▶ [DIRECTIONS] Pick out every line in the data below that holds "Perubahan".

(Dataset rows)
════════
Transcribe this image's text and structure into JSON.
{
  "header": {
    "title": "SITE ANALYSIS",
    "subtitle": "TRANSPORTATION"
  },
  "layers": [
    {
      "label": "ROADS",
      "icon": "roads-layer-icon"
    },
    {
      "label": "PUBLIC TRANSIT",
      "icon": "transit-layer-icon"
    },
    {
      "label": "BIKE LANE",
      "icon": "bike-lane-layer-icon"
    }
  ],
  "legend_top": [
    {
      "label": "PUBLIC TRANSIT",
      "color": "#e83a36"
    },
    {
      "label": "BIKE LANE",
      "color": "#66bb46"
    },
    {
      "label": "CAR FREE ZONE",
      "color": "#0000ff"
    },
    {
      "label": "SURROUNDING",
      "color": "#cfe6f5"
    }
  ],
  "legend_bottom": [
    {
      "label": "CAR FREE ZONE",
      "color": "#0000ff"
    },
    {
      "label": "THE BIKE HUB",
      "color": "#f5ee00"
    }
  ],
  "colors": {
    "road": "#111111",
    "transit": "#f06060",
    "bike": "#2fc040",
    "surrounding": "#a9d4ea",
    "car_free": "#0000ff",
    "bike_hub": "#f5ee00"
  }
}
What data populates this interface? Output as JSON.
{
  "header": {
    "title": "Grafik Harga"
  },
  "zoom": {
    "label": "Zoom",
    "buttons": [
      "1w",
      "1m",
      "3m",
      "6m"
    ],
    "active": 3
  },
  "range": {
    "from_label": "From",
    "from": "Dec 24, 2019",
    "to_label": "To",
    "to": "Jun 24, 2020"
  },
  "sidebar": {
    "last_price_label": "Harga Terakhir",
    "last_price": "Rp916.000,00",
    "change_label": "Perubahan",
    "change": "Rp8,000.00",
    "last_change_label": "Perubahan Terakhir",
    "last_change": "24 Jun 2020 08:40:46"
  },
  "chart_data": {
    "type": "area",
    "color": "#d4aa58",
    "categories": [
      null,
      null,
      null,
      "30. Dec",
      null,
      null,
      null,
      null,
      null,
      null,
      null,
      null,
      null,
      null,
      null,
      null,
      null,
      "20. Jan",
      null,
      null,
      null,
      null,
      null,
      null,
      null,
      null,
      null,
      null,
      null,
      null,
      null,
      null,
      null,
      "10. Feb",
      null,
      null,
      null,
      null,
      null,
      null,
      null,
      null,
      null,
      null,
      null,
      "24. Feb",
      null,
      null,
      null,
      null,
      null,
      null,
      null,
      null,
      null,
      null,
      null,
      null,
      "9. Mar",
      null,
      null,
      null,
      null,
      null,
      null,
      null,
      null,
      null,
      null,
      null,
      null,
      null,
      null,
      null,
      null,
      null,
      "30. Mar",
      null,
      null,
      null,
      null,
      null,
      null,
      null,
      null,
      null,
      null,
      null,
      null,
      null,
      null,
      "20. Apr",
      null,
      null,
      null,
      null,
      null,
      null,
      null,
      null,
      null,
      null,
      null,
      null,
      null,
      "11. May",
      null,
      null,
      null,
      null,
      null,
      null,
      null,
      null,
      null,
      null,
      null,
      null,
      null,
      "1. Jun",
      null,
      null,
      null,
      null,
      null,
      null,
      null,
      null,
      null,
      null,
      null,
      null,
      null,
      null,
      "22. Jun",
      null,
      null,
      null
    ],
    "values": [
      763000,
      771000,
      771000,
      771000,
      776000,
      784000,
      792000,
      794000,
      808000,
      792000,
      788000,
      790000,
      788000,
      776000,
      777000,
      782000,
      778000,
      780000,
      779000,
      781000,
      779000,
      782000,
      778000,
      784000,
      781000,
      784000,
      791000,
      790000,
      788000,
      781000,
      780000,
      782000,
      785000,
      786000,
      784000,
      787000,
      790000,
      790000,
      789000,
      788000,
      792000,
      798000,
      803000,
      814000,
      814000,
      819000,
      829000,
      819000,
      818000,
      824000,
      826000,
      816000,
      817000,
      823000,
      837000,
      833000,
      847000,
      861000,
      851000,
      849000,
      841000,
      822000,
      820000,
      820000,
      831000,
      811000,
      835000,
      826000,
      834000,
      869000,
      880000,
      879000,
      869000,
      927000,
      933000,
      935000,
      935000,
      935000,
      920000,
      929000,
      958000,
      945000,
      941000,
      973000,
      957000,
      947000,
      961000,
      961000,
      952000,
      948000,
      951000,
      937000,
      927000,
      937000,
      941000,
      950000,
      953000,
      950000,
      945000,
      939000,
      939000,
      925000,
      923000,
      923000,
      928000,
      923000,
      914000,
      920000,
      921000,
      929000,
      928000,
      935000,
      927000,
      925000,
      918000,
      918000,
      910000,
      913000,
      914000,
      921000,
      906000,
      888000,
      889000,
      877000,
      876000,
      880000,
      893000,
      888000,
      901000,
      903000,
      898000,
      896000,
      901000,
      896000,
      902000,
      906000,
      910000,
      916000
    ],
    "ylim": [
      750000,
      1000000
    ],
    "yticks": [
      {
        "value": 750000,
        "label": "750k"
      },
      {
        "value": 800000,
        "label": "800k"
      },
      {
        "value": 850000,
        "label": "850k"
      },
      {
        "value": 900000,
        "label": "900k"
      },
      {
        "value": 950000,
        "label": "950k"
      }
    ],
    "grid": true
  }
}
════════
▶ [ANSWER IN FULL]
    "change_label": "Perubahan",
    "last_change_label": "Perubahan Terakhir",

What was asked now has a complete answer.